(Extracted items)

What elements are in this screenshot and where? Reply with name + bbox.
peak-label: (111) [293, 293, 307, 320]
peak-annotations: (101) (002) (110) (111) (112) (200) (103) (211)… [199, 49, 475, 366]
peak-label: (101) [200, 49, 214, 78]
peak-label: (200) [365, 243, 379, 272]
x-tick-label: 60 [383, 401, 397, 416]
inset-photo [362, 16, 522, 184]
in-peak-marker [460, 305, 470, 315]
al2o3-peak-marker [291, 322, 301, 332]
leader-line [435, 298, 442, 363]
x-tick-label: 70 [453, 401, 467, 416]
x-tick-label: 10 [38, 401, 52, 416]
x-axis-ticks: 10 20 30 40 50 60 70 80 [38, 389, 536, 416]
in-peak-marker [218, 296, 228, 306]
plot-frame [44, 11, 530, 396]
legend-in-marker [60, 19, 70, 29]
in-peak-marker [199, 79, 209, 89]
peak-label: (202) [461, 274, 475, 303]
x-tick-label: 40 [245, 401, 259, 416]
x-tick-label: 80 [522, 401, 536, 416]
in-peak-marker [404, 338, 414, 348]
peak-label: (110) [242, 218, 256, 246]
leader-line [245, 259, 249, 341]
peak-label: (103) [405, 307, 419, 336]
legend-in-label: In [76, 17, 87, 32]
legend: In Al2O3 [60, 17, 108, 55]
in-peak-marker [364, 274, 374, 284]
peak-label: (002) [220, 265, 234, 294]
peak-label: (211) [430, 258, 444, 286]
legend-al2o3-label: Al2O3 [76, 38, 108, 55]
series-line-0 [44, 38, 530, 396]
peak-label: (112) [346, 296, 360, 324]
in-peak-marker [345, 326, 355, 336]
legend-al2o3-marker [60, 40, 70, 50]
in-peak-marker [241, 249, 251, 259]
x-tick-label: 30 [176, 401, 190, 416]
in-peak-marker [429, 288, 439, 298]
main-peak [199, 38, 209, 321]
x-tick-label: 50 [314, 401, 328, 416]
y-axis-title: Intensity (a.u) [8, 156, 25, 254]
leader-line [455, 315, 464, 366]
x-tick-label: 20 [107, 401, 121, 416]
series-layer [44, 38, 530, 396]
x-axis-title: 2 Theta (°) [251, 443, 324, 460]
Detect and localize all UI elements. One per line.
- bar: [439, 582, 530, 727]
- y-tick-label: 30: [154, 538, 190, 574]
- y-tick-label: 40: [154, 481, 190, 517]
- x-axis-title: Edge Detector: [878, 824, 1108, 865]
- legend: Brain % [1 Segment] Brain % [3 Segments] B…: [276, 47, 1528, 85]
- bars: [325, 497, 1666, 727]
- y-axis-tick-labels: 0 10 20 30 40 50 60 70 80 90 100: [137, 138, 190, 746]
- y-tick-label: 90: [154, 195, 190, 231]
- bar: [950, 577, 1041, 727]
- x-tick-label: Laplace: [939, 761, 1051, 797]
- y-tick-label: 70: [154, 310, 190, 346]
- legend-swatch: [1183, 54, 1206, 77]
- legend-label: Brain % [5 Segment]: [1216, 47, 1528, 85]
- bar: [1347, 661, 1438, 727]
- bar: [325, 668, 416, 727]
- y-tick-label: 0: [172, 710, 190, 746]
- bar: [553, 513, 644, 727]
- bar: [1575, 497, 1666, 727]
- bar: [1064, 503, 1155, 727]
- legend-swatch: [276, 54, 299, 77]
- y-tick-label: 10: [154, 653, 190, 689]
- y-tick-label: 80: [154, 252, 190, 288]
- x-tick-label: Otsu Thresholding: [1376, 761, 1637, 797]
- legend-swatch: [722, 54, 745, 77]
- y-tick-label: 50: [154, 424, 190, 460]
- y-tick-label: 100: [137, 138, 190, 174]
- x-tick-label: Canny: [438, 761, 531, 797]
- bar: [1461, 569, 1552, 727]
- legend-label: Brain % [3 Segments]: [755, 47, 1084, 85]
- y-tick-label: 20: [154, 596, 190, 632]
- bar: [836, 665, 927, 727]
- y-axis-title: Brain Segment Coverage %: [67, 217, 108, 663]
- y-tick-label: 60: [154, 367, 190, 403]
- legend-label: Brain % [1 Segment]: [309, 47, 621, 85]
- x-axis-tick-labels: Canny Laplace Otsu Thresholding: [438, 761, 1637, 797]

* * *

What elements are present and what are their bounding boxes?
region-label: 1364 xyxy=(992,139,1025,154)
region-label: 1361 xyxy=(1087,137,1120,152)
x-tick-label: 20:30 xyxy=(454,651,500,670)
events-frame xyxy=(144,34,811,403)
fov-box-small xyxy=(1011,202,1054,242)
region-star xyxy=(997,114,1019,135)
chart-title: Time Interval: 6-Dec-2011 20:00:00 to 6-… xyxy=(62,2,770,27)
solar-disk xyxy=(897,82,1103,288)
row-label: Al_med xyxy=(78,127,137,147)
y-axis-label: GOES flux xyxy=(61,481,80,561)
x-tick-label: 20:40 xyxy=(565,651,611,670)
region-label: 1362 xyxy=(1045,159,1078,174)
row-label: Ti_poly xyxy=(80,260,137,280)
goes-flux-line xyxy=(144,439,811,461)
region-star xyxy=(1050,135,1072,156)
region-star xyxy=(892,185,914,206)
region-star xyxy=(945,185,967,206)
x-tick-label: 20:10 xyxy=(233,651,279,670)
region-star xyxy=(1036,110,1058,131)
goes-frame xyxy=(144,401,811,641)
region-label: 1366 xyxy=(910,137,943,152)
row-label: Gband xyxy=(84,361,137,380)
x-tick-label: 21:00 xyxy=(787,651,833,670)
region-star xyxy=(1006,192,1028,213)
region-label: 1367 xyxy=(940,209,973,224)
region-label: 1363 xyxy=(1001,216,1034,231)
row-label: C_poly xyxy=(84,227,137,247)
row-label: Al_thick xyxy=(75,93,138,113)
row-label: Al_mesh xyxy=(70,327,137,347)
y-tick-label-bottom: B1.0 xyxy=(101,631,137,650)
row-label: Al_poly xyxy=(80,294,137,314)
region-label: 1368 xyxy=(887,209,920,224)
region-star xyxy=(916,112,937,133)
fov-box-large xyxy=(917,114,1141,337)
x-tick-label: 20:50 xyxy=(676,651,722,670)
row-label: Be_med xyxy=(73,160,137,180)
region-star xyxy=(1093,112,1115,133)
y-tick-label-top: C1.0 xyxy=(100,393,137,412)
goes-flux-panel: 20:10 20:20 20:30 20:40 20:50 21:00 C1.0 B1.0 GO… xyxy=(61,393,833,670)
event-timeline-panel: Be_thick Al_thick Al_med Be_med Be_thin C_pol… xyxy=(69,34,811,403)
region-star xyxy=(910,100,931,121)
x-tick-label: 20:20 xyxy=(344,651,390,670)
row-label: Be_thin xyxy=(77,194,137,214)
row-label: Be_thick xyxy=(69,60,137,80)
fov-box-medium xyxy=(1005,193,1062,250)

--

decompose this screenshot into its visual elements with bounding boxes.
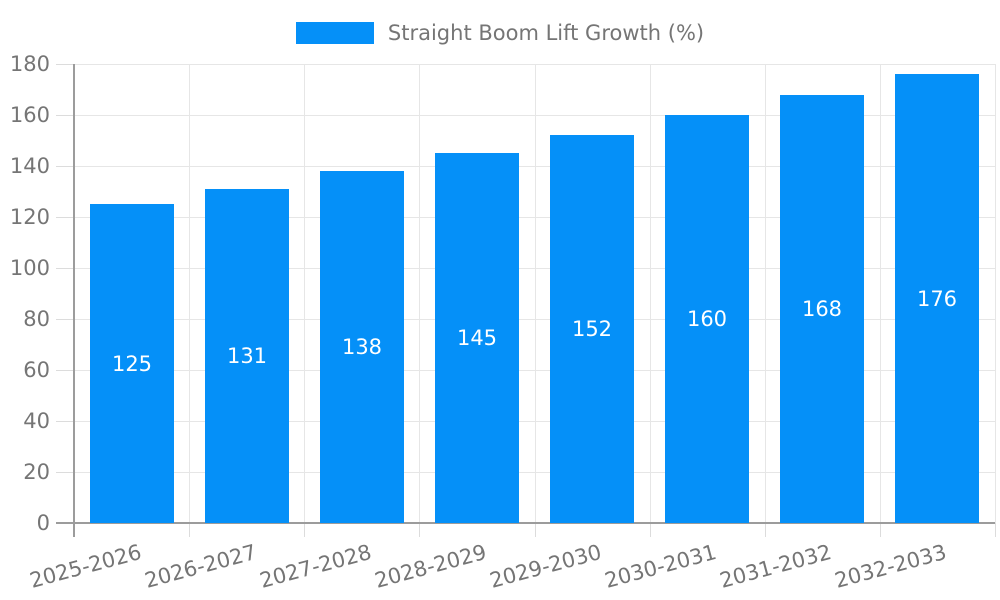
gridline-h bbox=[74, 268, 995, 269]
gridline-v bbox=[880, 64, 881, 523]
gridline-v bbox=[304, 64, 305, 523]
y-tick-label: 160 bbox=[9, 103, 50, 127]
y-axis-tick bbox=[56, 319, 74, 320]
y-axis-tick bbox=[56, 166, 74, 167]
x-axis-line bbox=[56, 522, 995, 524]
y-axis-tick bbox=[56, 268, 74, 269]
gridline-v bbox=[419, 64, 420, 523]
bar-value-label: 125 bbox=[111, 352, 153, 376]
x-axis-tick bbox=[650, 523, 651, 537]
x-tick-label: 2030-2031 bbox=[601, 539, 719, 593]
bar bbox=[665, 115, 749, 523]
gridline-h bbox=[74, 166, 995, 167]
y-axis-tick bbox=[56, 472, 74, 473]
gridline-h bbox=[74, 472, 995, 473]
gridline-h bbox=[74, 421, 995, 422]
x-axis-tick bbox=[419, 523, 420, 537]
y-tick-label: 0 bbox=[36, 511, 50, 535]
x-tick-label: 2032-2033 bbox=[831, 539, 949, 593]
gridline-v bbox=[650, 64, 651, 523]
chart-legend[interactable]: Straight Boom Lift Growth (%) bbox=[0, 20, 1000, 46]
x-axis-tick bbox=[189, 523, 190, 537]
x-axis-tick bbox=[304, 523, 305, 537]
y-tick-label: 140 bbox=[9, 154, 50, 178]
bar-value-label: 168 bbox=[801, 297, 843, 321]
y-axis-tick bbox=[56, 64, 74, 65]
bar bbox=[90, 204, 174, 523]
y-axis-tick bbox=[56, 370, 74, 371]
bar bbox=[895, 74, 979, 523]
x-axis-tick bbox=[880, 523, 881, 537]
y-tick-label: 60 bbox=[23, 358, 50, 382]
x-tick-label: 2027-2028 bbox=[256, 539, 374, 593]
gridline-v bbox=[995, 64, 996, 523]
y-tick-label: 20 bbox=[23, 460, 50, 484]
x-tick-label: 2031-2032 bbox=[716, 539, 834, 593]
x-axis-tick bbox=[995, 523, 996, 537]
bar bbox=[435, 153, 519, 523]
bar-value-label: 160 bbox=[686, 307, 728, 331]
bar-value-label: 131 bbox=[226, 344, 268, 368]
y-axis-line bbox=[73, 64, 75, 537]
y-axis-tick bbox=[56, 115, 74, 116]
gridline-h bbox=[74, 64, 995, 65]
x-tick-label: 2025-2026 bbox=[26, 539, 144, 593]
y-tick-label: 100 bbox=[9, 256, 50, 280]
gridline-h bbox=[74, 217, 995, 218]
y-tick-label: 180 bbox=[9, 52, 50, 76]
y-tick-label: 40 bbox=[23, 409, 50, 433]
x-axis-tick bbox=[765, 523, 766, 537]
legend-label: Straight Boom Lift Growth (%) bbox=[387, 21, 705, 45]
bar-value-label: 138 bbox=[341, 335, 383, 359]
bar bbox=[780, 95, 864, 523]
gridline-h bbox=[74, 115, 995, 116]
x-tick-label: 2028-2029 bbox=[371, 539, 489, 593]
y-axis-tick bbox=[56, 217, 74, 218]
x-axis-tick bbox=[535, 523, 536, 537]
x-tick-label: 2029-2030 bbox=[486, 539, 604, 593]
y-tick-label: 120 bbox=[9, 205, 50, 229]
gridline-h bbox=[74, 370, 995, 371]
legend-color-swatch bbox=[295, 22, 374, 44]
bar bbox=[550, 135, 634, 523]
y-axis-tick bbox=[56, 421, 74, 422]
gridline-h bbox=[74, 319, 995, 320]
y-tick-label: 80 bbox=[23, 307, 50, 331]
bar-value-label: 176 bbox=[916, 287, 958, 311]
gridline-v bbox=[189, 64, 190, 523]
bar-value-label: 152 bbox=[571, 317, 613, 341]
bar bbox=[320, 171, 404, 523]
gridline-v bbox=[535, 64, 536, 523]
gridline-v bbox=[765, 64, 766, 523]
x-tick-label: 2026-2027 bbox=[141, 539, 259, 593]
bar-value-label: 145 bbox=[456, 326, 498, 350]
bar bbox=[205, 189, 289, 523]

**PROBLEM TO WORK ON**. Print the items above word for word, from the line with "What elements are present" up to and including the line with "x-tick-label: 20:40 xyxy=(565,651,611,670)".

**OUTPUT**.
What elements are present and what are their bounding boxes?
region-label: 1364 xyxy=(992,139,1025,154)
region-label: 1361 xyxy=(1087,137,1120,152)
x-tick-label: 20:30 xyxy=(454,651,500,670)
events-frame xyxy=(144,34,811,403)
fov-box-small xyxy=(1011,202,1054,242)
region-star xyxy=(997,114,1019,135)
chart-title: Time Interval: 6-Dec-2011 20:00:00 to 6-… xyxy=(62,2,770,27)
solar-disk xyxy=(897,82,1103,288)
row-label: Al_med xyxy=(78,127,137,147)
y-axis-label: GOES flux xyxy=(61,481,80,561)
x-tick-label: 20:40 xyxy=(565,651,611,670)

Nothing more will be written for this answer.